-- begin RECORDS SUPPLIED --

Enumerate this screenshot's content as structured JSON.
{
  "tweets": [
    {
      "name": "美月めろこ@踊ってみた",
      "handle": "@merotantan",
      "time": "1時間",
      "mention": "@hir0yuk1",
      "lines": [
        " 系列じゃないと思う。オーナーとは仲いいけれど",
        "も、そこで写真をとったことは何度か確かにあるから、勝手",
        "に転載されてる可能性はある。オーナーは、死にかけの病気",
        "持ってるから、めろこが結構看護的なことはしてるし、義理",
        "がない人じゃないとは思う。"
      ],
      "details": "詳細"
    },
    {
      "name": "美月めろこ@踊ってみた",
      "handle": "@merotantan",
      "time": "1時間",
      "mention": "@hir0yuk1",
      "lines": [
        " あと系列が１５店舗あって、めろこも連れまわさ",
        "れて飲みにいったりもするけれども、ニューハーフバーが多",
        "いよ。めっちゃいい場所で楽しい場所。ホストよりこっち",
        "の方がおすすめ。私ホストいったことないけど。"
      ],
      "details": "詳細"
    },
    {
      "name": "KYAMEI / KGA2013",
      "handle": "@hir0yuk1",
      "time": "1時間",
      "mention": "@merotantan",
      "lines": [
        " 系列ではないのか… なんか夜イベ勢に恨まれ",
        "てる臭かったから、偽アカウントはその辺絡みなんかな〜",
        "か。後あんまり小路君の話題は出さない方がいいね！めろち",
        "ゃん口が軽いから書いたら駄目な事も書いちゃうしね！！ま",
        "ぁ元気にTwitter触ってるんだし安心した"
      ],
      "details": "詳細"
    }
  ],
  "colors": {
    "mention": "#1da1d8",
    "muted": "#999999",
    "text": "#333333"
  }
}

-- end RECORDS SUPPLIED --

• TASK REQUIREMENTS: Transcribe every entry exactly, omitting nothing.

• RESULT OF THIS TASK:
Enumerate this screenshot's content as structured JSON.
{
  "tweets": [
    {
      "name": "美月めろこ@踊ってみた",
      "handle": "@merotantan",
      "time": "1時間",
      "mention": "@hir0yuk1",
      "lines": [
        " 系列じゃないと思う。オーナーとは仲いいけれど",
        "も、そこで写真をとったことは何度か確かにあるから、勝手",
        "に転載されてる可能性はある。オーナーは、死にかけの病気",
        "持ってるから、めろこが結構看護的なことはしてるし、義理",
        "がない人じゃないとは思う。"
      ],
      "details": "詳細"
    },
    {
      "name": "美月めろこ@踊ってみた",
      "handle": "@merotantan",
      "time": "1時間",
      "mention": "@hir0yuk1",
      "lines": [
        " あと系列が１５店舗あって、めろこも連れまわさ",
        "れて飲みにいったりもするけれども、ニューハーフバーが多",
        "いよ。めっちゃいい場所で楽しい場所。ホストよりこっち",
        "の方がおすすめ。私ホストいったことないけど。"
      ],
      "details": "詳細"
    },
    {
      "name": "KYAMEI / KGA2013",
      "handle": "@hir0yuk1",
      "time": "1時間",
      "mention": "@merotantan",
      "lines": [
        " 系列ではないのか… なんか夜イベ勢に恨まれ",
        "てる臭かったから、偽アカウントはその辺絡みなんかな〜",
        "か。後あんまり小路君の話題は出さない方がいいね！めろち",
        "ゃん口が軽いから書いたら駄目な事も書いちゃうしね！！ま",
        "ぁ元気にTwitter触ってるんだし安心した"
      ],
      "details": "詳細"
    }
  ],
  "colors": {
    "mention": "#1da1d8",
    "muted": "#999999",
    "text": "#333333"
  }
}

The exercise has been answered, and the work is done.